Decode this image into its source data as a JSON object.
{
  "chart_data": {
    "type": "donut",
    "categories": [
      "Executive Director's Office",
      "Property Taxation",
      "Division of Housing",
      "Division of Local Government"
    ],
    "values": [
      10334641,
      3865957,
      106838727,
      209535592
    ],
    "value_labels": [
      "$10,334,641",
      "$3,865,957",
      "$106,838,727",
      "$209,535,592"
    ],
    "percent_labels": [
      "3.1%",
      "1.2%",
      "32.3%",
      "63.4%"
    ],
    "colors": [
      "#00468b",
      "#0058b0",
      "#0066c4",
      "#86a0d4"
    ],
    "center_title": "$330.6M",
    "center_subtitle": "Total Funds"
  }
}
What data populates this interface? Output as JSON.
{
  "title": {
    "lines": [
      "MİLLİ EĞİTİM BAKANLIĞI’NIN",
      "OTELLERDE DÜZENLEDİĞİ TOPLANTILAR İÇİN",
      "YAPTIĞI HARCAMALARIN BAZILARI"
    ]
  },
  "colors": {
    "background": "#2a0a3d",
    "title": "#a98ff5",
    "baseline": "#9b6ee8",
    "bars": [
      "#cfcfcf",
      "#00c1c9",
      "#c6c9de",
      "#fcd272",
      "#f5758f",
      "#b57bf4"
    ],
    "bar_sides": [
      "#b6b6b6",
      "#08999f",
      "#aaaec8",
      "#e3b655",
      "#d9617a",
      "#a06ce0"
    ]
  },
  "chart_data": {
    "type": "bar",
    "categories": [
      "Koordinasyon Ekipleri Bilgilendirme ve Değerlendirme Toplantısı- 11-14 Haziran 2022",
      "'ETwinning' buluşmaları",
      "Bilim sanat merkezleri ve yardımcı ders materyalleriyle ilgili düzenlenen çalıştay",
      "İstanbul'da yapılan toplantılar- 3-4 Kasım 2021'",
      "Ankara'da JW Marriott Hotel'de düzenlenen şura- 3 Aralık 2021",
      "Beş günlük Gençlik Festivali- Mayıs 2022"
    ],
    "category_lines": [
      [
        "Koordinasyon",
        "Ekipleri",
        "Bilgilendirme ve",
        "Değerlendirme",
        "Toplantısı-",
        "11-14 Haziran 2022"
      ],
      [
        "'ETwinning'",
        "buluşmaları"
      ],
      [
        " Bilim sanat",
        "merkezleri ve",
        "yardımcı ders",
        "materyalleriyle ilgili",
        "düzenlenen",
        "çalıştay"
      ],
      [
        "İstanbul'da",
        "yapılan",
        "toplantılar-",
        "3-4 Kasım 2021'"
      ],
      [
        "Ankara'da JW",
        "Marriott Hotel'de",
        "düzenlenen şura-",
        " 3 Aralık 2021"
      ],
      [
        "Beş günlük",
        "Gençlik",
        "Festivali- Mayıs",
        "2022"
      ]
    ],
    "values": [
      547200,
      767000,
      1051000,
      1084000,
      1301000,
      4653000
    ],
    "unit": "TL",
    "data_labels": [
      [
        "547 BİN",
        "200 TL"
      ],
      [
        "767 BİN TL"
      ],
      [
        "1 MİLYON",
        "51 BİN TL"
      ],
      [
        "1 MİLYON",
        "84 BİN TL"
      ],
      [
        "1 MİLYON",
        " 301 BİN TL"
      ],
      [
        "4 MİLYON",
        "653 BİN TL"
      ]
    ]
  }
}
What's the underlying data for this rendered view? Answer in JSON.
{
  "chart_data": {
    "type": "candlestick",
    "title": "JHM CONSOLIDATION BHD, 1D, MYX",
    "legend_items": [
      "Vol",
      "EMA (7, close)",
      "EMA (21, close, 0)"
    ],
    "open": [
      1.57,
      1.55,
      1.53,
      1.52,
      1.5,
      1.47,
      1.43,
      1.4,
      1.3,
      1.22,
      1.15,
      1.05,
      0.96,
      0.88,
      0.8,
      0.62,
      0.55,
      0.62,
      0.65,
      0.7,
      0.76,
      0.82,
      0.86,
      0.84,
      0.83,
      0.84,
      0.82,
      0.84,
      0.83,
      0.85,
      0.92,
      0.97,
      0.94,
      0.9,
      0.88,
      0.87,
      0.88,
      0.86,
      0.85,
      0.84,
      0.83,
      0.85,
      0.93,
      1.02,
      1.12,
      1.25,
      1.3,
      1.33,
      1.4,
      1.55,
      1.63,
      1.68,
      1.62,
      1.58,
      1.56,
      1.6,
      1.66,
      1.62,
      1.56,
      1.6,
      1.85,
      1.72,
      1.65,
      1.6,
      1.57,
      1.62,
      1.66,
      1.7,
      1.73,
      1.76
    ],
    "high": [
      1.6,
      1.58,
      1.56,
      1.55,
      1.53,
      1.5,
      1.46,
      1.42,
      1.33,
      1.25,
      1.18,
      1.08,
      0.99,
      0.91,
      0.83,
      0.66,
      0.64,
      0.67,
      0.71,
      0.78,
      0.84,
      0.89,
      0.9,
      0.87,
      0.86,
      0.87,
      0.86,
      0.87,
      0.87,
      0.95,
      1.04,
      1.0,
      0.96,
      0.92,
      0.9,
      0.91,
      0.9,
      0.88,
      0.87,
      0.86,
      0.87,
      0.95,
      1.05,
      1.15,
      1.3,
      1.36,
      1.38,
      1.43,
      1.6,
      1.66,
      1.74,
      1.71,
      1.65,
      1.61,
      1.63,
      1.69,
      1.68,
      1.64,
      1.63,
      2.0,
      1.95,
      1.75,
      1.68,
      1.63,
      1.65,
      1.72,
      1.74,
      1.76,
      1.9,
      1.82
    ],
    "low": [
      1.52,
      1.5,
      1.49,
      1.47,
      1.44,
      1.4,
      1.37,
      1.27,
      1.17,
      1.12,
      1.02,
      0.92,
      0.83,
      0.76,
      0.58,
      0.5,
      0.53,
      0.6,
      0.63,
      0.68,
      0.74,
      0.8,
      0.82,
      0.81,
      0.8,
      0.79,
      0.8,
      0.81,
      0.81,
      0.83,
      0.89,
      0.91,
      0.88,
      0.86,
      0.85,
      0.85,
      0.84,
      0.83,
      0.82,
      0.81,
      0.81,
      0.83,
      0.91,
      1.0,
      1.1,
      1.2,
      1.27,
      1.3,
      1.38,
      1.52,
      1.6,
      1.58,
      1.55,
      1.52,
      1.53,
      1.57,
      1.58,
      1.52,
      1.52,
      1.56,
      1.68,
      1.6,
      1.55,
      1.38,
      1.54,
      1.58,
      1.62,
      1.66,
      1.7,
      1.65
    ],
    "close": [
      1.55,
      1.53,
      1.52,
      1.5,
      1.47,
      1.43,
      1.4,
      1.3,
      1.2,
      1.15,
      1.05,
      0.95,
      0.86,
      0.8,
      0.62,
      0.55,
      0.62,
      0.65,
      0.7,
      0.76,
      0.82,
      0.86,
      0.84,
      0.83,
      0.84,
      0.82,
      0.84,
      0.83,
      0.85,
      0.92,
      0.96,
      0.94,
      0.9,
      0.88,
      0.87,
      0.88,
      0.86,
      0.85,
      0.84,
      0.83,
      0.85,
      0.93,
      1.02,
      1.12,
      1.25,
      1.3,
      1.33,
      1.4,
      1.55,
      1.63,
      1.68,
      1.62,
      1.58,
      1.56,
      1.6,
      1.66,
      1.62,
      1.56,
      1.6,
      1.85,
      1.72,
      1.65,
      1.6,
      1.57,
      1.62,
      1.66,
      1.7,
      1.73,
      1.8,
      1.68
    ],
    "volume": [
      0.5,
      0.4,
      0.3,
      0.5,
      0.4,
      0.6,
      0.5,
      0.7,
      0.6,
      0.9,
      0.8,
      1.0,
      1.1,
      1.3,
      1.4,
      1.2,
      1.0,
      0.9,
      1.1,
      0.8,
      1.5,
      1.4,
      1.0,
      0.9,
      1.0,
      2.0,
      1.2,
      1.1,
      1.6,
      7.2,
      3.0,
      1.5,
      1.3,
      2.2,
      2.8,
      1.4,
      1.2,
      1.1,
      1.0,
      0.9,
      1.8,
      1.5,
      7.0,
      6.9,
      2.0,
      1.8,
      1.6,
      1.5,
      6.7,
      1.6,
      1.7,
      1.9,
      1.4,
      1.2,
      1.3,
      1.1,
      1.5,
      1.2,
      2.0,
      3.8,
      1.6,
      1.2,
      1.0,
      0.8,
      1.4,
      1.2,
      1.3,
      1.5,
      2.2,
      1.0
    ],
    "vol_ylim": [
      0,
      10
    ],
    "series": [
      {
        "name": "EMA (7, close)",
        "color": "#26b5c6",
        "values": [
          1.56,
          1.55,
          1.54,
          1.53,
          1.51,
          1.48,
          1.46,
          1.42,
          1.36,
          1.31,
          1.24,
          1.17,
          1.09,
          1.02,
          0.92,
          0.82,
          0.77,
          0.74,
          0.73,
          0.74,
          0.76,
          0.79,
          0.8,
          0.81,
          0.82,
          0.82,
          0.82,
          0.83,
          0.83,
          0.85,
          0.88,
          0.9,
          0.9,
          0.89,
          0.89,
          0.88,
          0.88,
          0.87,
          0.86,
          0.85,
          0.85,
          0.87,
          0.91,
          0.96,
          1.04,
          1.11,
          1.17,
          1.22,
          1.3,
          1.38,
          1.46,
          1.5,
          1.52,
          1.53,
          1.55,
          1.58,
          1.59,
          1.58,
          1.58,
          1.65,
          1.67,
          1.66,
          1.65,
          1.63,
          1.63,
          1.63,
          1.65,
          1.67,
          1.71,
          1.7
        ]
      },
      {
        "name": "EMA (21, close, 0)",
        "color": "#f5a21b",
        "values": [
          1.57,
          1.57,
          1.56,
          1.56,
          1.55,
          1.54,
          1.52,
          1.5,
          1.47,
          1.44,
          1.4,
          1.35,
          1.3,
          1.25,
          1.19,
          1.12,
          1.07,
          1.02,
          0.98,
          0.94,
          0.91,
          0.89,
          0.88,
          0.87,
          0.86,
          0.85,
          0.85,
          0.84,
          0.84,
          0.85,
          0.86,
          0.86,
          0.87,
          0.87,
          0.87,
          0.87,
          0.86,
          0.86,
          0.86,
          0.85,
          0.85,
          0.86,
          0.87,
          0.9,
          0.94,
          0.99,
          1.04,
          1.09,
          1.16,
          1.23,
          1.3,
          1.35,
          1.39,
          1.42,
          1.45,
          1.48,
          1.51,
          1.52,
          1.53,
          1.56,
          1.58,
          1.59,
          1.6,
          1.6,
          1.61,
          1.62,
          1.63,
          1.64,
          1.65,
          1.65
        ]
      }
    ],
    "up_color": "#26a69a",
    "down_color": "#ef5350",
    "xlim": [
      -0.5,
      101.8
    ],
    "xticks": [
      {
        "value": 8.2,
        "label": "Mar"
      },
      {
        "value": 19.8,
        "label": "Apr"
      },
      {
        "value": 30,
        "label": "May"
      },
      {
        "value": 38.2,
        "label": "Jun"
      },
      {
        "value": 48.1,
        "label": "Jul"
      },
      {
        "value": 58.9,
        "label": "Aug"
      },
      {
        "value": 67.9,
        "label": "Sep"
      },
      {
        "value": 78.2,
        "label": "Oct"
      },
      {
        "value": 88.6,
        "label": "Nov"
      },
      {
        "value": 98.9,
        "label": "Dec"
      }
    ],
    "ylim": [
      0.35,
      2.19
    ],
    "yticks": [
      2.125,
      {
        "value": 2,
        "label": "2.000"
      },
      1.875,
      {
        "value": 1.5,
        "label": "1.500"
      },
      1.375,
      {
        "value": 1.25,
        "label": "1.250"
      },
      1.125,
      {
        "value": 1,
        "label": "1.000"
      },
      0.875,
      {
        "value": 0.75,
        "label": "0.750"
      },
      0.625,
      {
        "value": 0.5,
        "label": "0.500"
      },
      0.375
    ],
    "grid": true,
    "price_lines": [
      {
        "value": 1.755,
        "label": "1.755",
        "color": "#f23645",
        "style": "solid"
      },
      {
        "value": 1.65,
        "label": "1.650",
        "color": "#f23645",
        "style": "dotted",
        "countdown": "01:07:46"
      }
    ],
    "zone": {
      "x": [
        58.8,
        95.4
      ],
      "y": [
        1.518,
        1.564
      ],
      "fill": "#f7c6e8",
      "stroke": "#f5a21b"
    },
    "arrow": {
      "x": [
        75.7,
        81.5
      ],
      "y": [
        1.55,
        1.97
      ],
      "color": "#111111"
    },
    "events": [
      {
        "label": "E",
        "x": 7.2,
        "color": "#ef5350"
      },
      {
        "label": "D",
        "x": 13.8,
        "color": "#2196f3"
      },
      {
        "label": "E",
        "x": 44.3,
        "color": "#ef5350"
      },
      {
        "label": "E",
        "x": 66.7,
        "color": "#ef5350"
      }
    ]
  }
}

TO BE DONE :: Reproduce each line holding the word "Bilim".

EXERCISE RESPONSE ::
      "Bilim sanat merkezleri ve yardımcı ders materyalleriyle ilgili düzenlenen çalıştay",
        " Bilim sanat",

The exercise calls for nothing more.